- _What you will do_
Filter the data below for the string "this" and copy each matching line.
◆ ◆ ◆ ◆
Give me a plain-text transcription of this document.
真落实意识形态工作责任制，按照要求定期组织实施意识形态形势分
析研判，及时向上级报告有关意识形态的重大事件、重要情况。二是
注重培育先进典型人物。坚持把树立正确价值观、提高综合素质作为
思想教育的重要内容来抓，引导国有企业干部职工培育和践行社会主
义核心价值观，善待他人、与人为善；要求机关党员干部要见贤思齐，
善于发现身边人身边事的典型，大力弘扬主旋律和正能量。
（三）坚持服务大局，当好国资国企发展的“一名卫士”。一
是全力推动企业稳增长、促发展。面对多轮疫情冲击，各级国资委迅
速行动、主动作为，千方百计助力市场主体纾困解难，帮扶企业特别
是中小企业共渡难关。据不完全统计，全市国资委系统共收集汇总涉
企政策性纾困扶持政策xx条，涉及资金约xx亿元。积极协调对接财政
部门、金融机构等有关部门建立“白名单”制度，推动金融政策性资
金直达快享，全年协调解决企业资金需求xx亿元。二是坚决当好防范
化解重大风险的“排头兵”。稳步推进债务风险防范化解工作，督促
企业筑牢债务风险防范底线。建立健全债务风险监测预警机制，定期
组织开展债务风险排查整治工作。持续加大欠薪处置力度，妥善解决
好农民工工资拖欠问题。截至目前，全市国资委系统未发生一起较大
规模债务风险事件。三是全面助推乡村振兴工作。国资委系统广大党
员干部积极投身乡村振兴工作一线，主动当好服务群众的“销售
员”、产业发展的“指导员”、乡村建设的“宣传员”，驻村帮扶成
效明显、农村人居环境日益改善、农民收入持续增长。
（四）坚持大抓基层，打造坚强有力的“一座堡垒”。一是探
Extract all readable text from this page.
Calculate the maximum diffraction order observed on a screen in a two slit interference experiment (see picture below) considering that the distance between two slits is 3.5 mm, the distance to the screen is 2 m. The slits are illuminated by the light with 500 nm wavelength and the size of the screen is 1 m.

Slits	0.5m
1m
◆ ◆ ◆ ◆
- _Exercise output_
Give me a plain-text transcription of this document.
Extract all readable text from this page.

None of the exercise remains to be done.